-- Exercise 1 --
In the gopher passage, rewrite the portion between "Gophers present a" and "content for digging.", inclusive, using "reclusive" in place of "solitary".
-- Exercise 2 --
Extend the gopher passage with a few sentences that pick up after its final sentence.

Gophers present a more serious problem than moles, including destruction of underground utility cables, water lines, sprinkler systems and irrigation pipes. Damage is most severe in the spring and fall when gophers are active near the soil’s surface.
Pocket gophers are rodents from 5 to 14 inches long. Pocket gophers have fur-lined pouches outside of the mouth, one on each side of the face. These pockets, which are capable of being turned inside out, are used for carrying food. Their fur ranges black to light brown and white. Pocket gophers heads are small and flattened, with small ears and eyes.
Gophers are solitary animals except when breeding or rearing young. Gophers are active year round, but are the most visibly active in the spring and fall when the soil is of the ideal moisture content for digging.

-- Supplied data --
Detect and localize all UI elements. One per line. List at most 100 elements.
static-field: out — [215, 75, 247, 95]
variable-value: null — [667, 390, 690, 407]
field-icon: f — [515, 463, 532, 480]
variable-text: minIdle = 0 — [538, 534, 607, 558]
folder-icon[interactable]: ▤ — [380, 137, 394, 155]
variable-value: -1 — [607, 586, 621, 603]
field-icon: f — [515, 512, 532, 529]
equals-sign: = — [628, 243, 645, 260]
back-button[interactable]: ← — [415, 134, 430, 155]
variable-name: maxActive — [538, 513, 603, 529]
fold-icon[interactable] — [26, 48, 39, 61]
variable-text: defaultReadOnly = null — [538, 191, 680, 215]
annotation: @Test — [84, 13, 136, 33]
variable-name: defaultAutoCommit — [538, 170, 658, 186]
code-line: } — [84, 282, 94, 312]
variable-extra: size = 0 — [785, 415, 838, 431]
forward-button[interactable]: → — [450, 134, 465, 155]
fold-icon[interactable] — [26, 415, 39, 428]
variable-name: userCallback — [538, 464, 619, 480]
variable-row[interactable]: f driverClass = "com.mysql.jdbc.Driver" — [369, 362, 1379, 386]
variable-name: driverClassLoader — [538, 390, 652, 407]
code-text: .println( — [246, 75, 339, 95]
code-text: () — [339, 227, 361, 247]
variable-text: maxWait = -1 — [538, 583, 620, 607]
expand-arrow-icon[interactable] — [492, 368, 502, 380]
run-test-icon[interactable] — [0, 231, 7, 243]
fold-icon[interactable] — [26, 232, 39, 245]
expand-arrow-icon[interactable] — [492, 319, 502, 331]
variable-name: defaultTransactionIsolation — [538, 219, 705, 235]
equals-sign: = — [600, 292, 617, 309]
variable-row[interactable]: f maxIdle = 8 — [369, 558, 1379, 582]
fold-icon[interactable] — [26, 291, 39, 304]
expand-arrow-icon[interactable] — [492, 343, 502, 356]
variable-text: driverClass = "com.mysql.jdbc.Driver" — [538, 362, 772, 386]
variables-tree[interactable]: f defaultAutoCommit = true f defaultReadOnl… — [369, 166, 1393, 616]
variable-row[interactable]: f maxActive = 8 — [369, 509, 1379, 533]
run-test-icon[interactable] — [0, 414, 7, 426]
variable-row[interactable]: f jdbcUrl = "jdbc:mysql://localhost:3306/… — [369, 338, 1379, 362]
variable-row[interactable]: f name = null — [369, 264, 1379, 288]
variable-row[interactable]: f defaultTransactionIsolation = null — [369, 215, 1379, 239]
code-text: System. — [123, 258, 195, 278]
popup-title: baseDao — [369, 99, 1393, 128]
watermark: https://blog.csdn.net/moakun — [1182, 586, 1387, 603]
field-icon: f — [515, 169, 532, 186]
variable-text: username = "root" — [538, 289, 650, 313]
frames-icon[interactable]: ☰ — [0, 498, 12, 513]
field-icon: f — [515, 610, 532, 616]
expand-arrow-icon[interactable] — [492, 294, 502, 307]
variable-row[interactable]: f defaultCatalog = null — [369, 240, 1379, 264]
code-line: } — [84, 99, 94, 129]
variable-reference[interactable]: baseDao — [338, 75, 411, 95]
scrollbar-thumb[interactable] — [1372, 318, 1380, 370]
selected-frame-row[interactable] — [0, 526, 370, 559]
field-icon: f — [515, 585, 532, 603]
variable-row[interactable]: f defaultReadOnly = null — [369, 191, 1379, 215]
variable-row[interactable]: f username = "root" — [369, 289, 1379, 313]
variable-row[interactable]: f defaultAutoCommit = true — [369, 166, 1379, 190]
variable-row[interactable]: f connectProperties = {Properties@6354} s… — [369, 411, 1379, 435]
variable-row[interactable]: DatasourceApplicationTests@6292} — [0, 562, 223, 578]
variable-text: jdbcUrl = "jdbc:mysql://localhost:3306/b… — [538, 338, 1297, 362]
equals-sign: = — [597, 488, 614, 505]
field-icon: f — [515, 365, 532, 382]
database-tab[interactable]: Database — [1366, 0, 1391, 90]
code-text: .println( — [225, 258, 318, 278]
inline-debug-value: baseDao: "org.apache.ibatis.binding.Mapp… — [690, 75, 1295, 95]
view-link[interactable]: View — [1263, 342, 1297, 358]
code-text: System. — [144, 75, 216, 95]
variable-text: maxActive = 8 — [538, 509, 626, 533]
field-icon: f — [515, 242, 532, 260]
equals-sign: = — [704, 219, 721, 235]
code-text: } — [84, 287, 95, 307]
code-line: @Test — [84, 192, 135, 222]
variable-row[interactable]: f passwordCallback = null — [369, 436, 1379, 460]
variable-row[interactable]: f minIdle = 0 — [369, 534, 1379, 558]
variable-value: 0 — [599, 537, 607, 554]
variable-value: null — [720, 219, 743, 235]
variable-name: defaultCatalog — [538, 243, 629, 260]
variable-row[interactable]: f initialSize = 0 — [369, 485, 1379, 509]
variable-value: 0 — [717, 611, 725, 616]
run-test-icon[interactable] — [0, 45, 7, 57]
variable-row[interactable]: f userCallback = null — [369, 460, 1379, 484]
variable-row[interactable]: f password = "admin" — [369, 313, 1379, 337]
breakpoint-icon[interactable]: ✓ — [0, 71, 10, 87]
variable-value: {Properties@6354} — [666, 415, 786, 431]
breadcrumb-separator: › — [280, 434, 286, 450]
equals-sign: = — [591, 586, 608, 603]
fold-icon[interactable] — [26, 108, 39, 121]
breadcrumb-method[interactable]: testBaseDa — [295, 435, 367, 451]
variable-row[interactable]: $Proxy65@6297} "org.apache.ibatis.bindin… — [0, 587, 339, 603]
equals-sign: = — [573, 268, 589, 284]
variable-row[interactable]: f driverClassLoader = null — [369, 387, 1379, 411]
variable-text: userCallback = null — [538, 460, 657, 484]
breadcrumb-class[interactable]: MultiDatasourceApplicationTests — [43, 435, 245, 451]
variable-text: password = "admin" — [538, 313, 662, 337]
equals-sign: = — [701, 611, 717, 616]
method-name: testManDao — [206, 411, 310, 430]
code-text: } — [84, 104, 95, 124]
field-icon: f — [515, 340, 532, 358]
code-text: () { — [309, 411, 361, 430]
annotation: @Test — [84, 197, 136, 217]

-- Written answer 1 --
Gophers present a more serious problem than moles, including destruction of underground utility cables, water lines, sprinkler systems and irrigation pipes. Damage is most severe in the spring and fall when gophers are active near the soil’s surface.
Pocket gophers are rodents from 5 to 14 inches long. Pocket gophers have fur-lined pouches outside of the mouth, one on each side of the face. These pockets, which are capable of being turned inside out, are used for carrying food. Their fur ranges black to light brown and white. Pocket gophers heads are small and flattened, with small ears and eyes.
Gophers are reclusive animals except when breeding or rearing young. Gophers are active year round, but are the most visibly active in the spring and fall when the soil is of the ideal moisture content for digging.

-- Written answer 2 --
Mound and Runways
Gophers are extremely well adapted and built for an underground existence. The gopher lives most of its life beneath the surface where it digs a burrow system. A gopher can create large, horseshoe-shaped mounds that may cause damage to passing farm equipment. Additionally, its tunnels often interfere with irrigation systems, dams, fields, and homeowners’ gardens. Gopher underground burrows can be very deep, up to several feet, and several hundred feet in length. As gophers dig burrows, pushing the soil to the surface, they leave a mound, usually in a fan shaped. Moles leave a conical shape.
Gophers can create up to 70 mounds per month in ideal soil. Gopher tunnels are larger in diameter and deeper than those of moles but are much less extensive. And, unlike Mole tunnels, Gopher tunnels are usually not visible on the ground surface due to their deeper location. Another symptom of a Gopher infestation is to observe damage to roots, tree bark, seeds, bulbs and other plant parts in yards or farms.